The problem: Write out the listing exactly as it is given.

(Data records)
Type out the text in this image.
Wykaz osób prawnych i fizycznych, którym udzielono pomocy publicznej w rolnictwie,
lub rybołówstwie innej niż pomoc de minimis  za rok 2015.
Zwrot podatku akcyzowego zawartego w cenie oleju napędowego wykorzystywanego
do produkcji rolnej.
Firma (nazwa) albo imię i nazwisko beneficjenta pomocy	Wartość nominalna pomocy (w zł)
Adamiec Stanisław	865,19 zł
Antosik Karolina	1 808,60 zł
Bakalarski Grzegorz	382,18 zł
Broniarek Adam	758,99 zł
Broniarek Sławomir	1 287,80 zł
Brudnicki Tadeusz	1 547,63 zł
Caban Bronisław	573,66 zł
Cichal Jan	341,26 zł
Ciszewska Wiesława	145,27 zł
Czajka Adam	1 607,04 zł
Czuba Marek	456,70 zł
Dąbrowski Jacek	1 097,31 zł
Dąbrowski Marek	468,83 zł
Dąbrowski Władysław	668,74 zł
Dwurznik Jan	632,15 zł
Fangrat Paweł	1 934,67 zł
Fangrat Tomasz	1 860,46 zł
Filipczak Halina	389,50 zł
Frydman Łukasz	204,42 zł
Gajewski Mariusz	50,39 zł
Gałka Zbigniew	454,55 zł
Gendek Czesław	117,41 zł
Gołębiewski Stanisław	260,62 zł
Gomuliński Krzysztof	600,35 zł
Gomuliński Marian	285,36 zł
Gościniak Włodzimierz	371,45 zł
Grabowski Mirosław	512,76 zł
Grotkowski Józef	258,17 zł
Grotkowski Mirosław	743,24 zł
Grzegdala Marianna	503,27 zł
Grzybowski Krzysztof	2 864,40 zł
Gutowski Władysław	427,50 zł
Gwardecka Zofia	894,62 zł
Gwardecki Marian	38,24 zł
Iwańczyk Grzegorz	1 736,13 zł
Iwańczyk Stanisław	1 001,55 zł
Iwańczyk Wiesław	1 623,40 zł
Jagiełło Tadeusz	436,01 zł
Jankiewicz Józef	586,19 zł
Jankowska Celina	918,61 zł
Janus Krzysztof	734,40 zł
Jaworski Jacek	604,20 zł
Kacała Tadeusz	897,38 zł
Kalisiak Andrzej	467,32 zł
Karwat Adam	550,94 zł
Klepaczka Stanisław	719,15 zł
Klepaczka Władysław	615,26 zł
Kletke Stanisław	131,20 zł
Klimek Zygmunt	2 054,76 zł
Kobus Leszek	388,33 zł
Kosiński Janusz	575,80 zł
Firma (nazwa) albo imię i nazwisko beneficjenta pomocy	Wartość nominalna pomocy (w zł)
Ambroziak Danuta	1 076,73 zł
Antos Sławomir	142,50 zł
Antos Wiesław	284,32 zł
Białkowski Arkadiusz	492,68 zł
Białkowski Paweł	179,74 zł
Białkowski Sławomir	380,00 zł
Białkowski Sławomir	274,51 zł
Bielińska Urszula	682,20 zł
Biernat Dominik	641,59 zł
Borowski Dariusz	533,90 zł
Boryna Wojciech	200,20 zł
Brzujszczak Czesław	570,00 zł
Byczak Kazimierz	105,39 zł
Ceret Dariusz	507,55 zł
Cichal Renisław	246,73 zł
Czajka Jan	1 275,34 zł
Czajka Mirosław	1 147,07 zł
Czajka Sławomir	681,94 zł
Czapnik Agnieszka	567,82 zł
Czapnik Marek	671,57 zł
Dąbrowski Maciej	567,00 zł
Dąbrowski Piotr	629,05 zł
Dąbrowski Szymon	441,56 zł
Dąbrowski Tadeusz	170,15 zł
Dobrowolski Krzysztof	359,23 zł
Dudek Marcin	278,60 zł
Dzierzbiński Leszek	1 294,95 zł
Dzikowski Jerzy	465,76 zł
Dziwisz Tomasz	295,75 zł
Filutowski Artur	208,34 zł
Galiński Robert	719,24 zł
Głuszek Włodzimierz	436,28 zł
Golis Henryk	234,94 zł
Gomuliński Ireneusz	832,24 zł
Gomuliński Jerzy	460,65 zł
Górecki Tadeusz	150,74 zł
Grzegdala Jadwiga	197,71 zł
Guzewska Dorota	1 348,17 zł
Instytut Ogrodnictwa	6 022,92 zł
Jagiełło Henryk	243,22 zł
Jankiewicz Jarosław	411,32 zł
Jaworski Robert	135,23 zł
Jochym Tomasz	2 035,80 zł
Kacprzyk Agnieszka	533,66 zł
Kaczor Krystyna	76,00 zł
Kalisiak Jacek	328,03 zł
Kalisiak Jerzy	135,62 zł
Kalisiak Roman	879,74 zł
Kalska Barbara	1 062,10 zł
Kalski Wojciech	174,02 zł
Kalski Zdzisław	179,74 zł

Written response:
Type out the text in this image.
Wykaz osób prawnych i fizycznych, którym udzielono pomocy publicznej w rolnictwie,
lub rybołówstwie innej niż pomoc de minimis  za rok 2015.
Zwrot podatku akcyzowego zawartego w cenie oleju napędowego wykorzystywanego
do produkcji rolnej.
Firma (nazwa) albo imię i nazwisko beneficjenta pomocy	Wartość nominalna pomocy (w zł)
Adamiec Stanisław	865,19 zł
Antosik Karolina	1 808,60 zł
Bakalarski Grzegorz	382,18 zł
Broniarek Adam	758,99 zł
Broniarek Sławomir	1 287,80 zł
Brudnicki Tadeusz	1 547,63 zł
Caban Bronisław	573,66 zł
Cichal Jan	341,26 zł
Ciszewska Wiesława	145,27 zł
Czajka Adam	1 607,04 zł
Czuba Marek	456,70 zł
Dąbrowski Jacek	1 097,31 zł
Dąbrowski Marek	468,83 zł
Dąbrowski Władysław	668,74 zł
Dwurznik Jan	632,15 zł
Fangrat Paweł	1 934,67 zł
Fangrat Tomasz	1 860,46 zł
Filipczak Halina	389,50 zł
Frydman Łukasz	204,42 zł
Gajewski Mariusz	50,39 zł
Gałka Zbigniew	454,55 zł
Gendek Czesław	117,41 zł
Gołębiewski Stanisław	260,62 zł
Gomuliński Krzysztof	600,35 zł
Gomuliński Marian	285,36 zł
Gościniak Włodzimierz	371,45 zł
Grabowski Mirosław	512,76 zł
Grotkowski Józef	258,17 zł
Grotkowski Mirosław	743,24 zł
Grzegdala Marianna	503,27 zł
Grzybowski Krzysztof	2 864,40 zł
Gutowski Władysław	427,50 zł
Gwardecka Zofia	894,62 zł
Gwardecki Marian	38,24 zł
Iwańczyk Grzegorz	1 736,13 zł
Iwańczyk Stanisław	1 001,55 zł
Iwańczyk Wiesław	1 623,40 zł
Jagiełło Tadeusz	436,01 zł
Jankiewicz Józef	586,19 zł
Jankowska Celina	918,61 zł
Janus Krzysztof	734,40 zł
Jaworski Jacek	604,20 zł
Kacała Tadeusz	897,38 zł
Kalisiak Andrzej	467,32 zł
Karwat Adam	550,94 zł
Klepaczka Stanisław	719,15 zł
Klepaczka Władysław	615,26 zł
Kletke Stanisław	131,20 zł
Klimek Zygmunt	2 054,76 zł
Kobus Leszek	388,33 zł
Kosiński Janusz	575,80 zł
Firma (nazwa) albo imię i nazwisko beneficjenta pomocy	Wartość nominalna pomocy (w zł)
Ambroziak Danuta	1 076,73 zł
Antos Sławomir	142,50 zł
Antos Wiesław	284,32 zł
Białkowski Arkadiusz	492,68 zł
Białkowski Paweł	179,74 zł
Białkowski Sławomir	380,00 zł
Białkowski Sławomir	274,51 zł
Bielińska Urszula	682,20 zł
Biernat Dominik	641,59 zł
Borowski Dariusz	533,90 zł
Boryna Wojciech	200,20 zł
Brzujszczak Czesław	570,00 zł
Byczak Kazimierz	105,39 zł
Ceret Dariusz	507,55 zł
Cichal Renisław	246,73 zł
Czajka Jan	1 275,34 zł
Czajka Mirosław	1 147,07 zł
Czajka Sławomir	681,94 zł
Czapnik Agnieszka	567,82 zł
Czapnik Marek	671,57 zł
Dąbrowski Maciej	567,00 zł
Dąbrowski Piotr	629,05 zł
Dąbrowski Szymon	441,56 zł
Dąbrowski Tadeusz	170,15 zł
Dobrowolski Krzysztof	359,23 zł
Dudek Marcin	278,60 zł
Dzierzbiński Leszek	1 294,95 zł
Dzikowski Jerzy	465,76 zł
Dziwisz Tomasz	295,75 zł
Filutowski Artur	208,34 zł
Galiński Robert	719,24 zł
Głuszek Włodzimierz	436,28 zł
Golis Henryk	234,94 zł
Gomuliński Ireneusz	832,24 zł
Gomuliński Jerzy	460,65 zł
Górecki Tadeusz	150,74 zł
Grzegdala Jadwiga	197,71 zł
Guzewska Dorota	1 348,17 zł
Instytut Ogrodnictwa	6 022,92 zł
Jagiełło Henryk	243,22 zł
Jankiewicz Jarosław	411,32 zł
Jaworski Robert	135,23 zł
Jochym Tomasz	2 035,80 zł
Kacprzyk Agnieszka	533,66 zł
Kaczor Krystyna	76,00 zł
Kalisiak Jacek	328,03 zł
Kalisiak Jerzy	135,62 zł
Kalisiak Roman	879,74 zł
Kalska Barbara	1 062,10 zł
Kalski Wojciech	174,02 zł
Kalski Zdzisław	179,74 zł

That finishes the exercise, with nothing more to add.